▼▼▼

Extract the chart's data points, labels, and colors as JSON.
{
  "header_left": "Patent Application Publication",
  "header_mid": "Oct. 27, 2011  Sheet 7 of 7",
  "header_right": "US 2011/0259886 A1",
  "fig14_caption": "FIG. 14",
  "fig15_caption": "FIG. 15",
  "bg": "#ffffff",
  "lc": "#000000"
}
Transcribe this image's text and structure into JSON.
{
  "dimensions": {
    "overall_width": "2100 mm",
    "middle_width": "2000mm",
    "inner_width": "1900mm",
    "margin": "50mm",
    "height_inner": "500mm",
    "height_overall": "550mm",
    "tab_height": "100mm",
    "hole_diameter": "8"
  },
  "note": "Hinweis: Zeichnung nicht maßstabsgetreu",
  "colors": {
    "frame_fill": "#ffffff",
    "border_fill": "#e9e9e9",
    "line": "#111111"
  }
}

▲▲▲

= WHAT YOU SHOULD DO =
Transcribe the whole listing with nothing added or left out.

= RESPONSE TO THE EXERCISE =
Extract the chart's data points, labels, and colors as JSON.
{
  "header_left": "Patent Application Publication",
  "header_mid": "Oct. 27, 2011  Sheet 7 of 7",
  "header_right": "US 2011/0259886 A1",
  "fig14_caption": "FIG. 14",
  "fig15_caption": "FIG. 15",
  "bg": "#ffffff",
  "lc": "#000000"
}
Transcribe this image's text and structure into JSON.
{
  "dimensions": {
    "overall_width": "2100 mm",
    "middle_width": "2000mm",
    "inner_width": "1900mm",
    "margin": "50mm",
    "height_inner": "500mm",
    "height_overall": "550mm",
    "tab_height": "100mm",
    "hole_diameter": "8"
  },
  "note": "Hinweis: Zeichnung nicht maßstabsgetreu",
  "colors": {
    "frame_fill": "#ffffff",
    "border_fill": "#e9e9e9",
    "line": "#111111"
  }
}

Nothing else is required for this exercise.